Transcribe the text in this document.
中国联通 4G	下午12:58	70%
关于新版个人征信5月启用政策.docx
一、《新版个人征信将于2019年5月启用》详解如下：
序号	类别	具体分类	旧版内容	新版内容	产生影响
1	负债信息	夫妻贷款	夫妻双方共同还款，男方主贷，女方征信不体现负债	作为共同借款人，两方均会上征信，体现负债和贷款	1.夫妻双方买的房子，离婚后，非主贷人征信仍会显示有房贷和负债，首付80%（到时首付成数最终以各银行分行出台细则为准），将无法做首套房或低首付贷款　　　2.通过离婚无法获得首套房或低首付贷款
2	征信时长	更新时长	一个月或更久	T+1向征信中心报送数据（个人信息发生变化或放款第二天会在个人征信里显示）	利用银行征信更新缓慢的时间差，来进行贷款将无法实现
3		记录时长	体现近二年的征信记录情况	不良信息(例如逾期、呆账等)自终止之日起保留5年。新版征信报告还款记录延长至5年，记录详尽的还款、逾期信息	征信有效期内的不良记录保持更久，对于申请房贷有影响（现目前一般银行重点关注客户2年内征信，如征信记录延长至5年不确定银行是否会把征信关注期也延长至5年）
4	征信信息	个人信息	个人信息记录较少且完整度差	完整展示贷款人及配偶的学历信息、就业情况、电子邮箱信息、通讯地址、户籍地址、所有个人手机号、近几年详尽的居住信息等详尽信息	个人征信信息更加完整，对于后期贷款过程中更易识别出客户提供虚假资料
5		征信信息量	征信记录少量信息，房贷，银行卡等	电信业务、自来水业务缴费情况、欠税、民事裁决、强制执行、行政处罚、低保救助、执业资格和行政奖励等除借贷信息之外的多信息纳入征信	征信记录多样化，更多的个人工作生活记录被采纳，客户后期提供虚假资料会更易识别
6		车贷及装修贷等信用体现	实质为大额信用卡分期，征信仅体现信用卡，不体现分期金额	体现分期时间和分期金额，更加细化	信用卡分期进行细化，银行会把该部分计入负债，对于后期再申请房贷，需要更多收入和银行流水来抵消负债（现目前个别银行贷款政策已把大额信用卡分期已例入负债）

TO BE DONE → Extract each record, keeping it identical to the original.

SOLUTION FOR THIS PROBLEM →
Transcribe the text in this document.
中国联通 4G	下午12:58	70%
关于新版个人征信5月启用政策.docx
一、《新版个人征信将于2019年5月启用》详解如下：
序号	类别	具体分类	旧版内容	新版内容	产生影响
1	负债信息	夫妻贷款	夫妻双方共同还款，男方主贷，女方征信不体现负债	作为共同借款人，两方均会上征信，体现负债和贷款	1.夫妻双方买的房子，离婚后，非主贷人征信仍会显示有房贷和负债，首付80%（到时首付成数最终以各银行分行出台细则为准），将无法做首套房或低首付贷款　　　2.通过离婚无法获得首套房或低首付贷款
2	征信时长	更新时长	一个月或更久	T+1向征信中心报送数据（个人信息发生变化或放款第二天会在个人征信里显示）	利用银行征信更新缓慢的时间差，来进行贷款将无法实现
3		记录时长	体现近二年的征信记录情况	不良信息(例如逾期、呆账等)自终止之日起保留5年。新版征信报告还款记录延长至5年，记录详尽的还款、逾期信息	征信有效期内的不良记录保持更久，对于申请房贷有影响（现目前一般银行重点关注客户2年内征信，如征信记录延长至5年不确定银行是否会把征信关注期也延长至5年）
4	征信信息	个人信息	个人信息记录较少且完整度差	完整展示贷款人及配偶的学历信息、就业情况、电子邮箱信息、通讯地址、户籍地址、所有个人手机号、近几年详尽的居住信息等详尽信息	个人征信信息更加完整，对于后期贷款过程中更易识别出客户提供虚假资料
5		征信信息量	征信记录少量信息，房贷，银行卡等	电信业务、自来水业务缴费情况、欠税、民事裁决、强制执行、行政处罚、低保救助、执业资格和行政奖励等除借贷信息之外的多信息纳入征信	征信记录多样化，更多的个人工作生活记录被采纳，客户后期提供虚假资料会更易识别
6		车贷及装修贷等信用体现	实质为大额信用卡分期，征信仅体现信用卡，不体现分期金额	体现分期时间和分期金额，更加细化	信用卡分期进行细化，银行会把该部分计入负债，对于后期再申请房贷，需要更多收入和银行流水来抵消负债（现目前个别银行贷款政策已把大额信用卡分期已例入负债）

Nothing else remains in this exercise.